> _A block of data_:
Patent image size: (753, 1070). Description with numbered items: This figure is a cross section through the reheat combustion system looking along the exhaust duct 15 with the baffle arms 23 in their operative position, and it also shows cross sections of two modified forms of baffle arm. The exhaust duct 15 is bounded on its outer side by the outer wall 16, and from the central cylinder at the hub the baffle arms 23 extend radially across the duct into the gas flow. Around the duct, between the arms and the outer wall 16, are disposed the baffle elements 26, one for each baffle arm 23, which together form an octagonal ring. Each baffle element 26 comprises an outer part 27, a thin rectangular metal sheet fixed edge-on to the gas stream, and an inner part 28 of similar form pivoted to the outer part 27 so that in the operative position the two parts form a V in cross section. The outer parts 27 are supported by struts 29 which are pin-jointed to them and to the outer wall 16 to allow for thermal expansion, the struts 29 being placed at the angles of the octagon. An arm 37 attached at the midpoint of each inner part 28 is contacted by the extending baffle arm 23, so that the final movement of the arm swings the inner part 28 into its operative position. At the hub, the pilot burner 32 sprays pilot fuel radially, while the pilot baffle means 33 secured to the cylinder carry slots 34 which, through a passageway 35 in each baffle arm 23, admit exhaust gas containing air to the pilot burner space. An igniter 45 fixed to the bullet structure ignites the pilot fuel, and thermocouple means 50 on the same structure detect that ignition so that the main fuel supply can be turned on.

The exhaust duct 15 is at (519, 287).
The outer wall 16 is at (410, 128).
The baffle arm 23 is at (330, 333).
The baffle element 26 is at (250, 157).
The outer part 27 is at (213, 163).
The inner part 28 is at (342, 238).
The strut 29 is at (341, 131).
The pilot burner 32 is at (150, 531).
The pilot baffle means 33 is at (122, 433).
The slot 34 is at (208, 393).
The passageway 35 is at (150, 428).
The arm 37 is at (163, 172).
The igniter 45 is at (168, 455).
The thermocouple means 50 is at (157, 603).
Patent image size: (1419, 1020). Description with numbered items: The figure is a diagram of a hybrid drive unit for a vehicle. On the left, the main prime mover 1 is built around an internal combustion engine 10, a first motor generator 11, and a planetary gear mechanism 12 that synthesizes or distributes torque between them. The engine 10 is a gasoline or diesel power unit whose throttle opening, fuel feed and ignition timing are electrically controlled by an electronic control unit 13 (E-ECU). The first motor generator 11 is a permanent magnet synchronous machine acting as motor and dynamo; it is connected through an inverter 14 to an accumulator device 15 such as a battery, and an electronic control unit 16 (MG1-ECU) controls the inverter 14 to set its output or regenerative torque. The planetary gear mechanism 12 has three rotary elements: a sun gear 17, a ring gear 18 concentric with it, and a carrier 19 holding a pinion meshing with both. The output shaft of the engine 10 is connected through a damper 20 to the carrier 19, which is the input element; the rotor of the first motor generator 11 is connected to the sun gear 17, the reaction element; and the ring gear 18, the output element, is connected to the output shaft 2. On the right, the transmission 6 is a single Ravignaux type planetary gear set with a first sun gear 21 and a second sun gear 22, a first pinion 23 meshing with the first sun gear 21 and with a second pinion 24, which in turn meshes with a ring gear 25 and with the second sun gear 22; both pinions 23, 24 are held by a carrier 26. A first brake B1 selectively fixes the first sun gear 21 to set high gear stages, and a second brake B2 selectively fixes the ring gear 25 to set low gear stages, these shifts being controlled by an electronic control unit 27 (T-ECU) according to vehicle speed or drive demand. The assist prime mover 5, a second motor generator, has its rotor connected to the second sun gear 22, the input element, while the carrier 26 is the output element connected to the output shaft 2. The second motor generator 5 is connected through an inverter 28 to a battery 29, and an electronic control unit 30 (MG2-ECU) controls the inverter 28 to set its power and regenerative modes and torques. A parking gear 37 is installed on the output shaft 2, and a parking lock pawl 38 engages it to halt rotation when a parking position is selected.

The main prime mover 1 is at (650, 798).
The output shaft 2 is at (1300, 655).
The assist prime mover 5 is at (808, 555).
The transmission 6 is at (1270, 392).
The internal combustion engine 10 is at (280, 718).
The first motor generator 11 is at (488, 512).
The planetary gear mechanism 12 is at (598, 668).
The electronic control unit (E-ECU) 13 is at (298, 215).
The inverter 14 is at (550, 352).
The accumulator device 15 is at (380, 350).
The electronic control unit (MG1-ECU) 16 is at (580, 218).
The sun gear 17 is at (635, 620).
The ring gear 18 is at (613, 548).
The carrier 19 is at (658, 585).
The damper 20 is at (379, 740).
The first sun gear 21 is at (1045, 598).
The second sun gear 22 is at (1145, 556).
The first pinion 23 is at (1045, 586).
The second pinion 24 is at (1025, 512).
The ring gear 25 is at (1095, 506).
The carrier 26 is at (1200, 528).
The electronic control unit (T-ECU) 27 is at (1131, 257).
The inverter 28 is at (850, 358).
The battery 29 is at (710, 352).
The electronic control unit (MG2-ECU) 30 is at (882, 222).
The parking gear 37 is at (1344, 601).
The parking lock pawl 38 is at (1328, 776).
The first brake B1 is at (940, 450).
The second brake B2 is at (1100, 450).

> _Task details_: Update all of the records above by replacing each occurrence of "Patent image size" with "Sheet size". Leave every other part of the records unchanged.

> _Answer to this task_:
Sheet size: (753, 1070). Description with numbered items: This figure is a cross section through the reheat combustion system looking along the exhaust duct 15 with the baffle arms 23 in their operative position, and it also shows cross sections of two modified forms of baffle arm. The exhaust duct 15 is bounded on its outer side by the outer wall 16, and from the central cylinder at the hub the baffle arms 23 extend radially across the duct into the gas flow. Around the duct, between the arms and the outer wall 16, are disposed the baffle elements 26, one for each baffle arm 23, which together form an octagonal ring. Each baffle element 26 comprises an outer part 27, a thin rectangular metal sheet fixed edge-on to the gas stream, and an inner part 28 of similar form pivoted to the outer part 27 so that in the operative position the two parts form a V in cross section. The outer parts 27 are supported by struts 29 which are pin-jointed to them and to the outer wall 16 to allow for thermal expansion, the struts 29 being placed at the angles of the octagon. An arm 37 attached at the midpoint of each inner part 28 is contacted by the extending baffle arm 23, so that the final movement of the arm swings the inner part 28 into its operative position. At the hub, the pilot burner 32 sprays pilot fuel radially, while the pilot baffle means 33 secured to the cylinder carry slots 34 which, through a passageway 35 in each baffle arm 23, admit exhaust gas containing air to the pilot burner space. An igniter 45 fixed to the bullet structure ignites the pilot fuel, and thermocouple means 50 on the same structure detect that ignition so that the main fuel supply can be turned on.

The exhaust duct 15 is at (519, 287).
The outer wall 16 is at (410, 128).
The baffle arm 23 is at (330, 333).
The baffle element 26 is at (250, 157).
The outer part 27 is at (213, 163).
The inner part 28 is at (342, 238).
The strut 29 is at (341, 131).
The pilot burner 32 is at (150, 531).
The pilot baffle means 33 is at (122, 433).
The slot 34 is at (208, 393).
The passageway 35 is at (150, 428).
The arm 37 is at (163, 172).
The igniter 45 is at (168, 455).
The thermocouple means 50 is at (157, 603).
Sheet size: (1419, 1020). Description with numbered items: The figure is a diagram of a hybrid drive unit for a vehicle. On the left, the main prime mover 1 is built around an internal combustion engine 10, a first motor generator 11, and a planetary gear mechanism 12 that synthesizes or distributes torque between them. The engine 10 is a gasoline or diesel power unit whose throttle opening, fuel feed and ignition timing are electrically controlled by an electronic control unit 13 (E-ECU). The first motor generator 11 is a permanent magnet synchronous machine acting as motor and dynamo; it is connected through an inverter 14 to an accumulator device 15 such as a battery, and an electronic control unit 16 (MG1-ECU) controls the inverter 14 to set its output or regenerative torque. The planetary gear mechanism 12 has three rotary elements: a sun gear 17, a ring gear 18 concentric with it, and a carrier 19 holding a pinion meshing with both. The output shaft of the engine 10 is connected through a damper 20 to the carrier 19, which is the input element; the rotor of the first motor generator 11 is connected to the sun gear 17, the reaction element; and the ring gear 18, the output element, is connected to the output shaft 2. On the right, the transmission 6 is a single Ravignaux type planetary gear set with a first sun gear 21 and a second sun gear 22, a first pinion 23 meshing with the first sun gear 21 and with a second pinion 24, which in turn meshes with a ring gear 25 and with the second sun gear 22; both pinions 23, 24 are held by a carrier 26. A first brake B1 selectively fixes the first sun gear 21 to set high gear stages, and a second brake B2 selectively fixes the ring gear 25 to set low gear stages, these shifts being controlled by an electronic control unit 27 (T-ECU) according to vehicle speed or drive demand. The assist prime mover 5, a second motor generator, has its rotor connected to the second sun gear 22, the input element, while the carrier 26 is the output element connected to the output shaft 2. The second motor generator 5 is connected through an inverter 28 to a battery 29, and an electronic control unit 30 (MG2-ECU) controls the inverter 28 to set its power and regenerative modes and torques. A parking gear 37 is installed on the output shaft 2, and a parking lock pawl 38 engages it to halt rotation when a parking position is selected.

The main prime mover 1 is at (650, 798).
The output shaft 2 is at (1300, 655).
The assist prime mover 5 is at (808, 555).
The transmission 6 is at (1270, 392).
The internal combustion engine 10 is at (280, 718).
The first motor generator 11 is at (488, 512).
The planetary gear mechanism 12 is at (598, 668).
The electronic control unit (E-ECU) 13 is at (298, 215).
The inverter 14 is at (550, 352).
The accumulator device 15 is at (380, 350).
The electronic control unit (MG1-ECU) 16 is at (580, 218).
The sun gear 17 is at (635, 620).
The ring gear 18 is at (613, 548).
The carrier 19 is at (658, 585).
The damper 20 is at (379, 740).
The first sun gear 21 is at (1045, 598).
The second sun gear 22 is at (1145, 556).
The first pinion 23 is at (1045, 586).
The second pinion 24 is at (1025, 512).
The ring gear 25 is at (1095, 506).
The carrier 26 is at (1200, 528).
The electronic control unit (T-ECU) 27 is at (1131, 257).
The inverter 28 is at (850, 358).
The battery 29 is at (710, 352).
The electronic control unit (MG2-ECU) 30 is at (882, 222).
The parking gear 37 is at (1344, 601).
The parking lock pawl 38 is at (1328, 776).
The first brake B1 is at (940, 450).
The second brake B2 is at (1100, 450).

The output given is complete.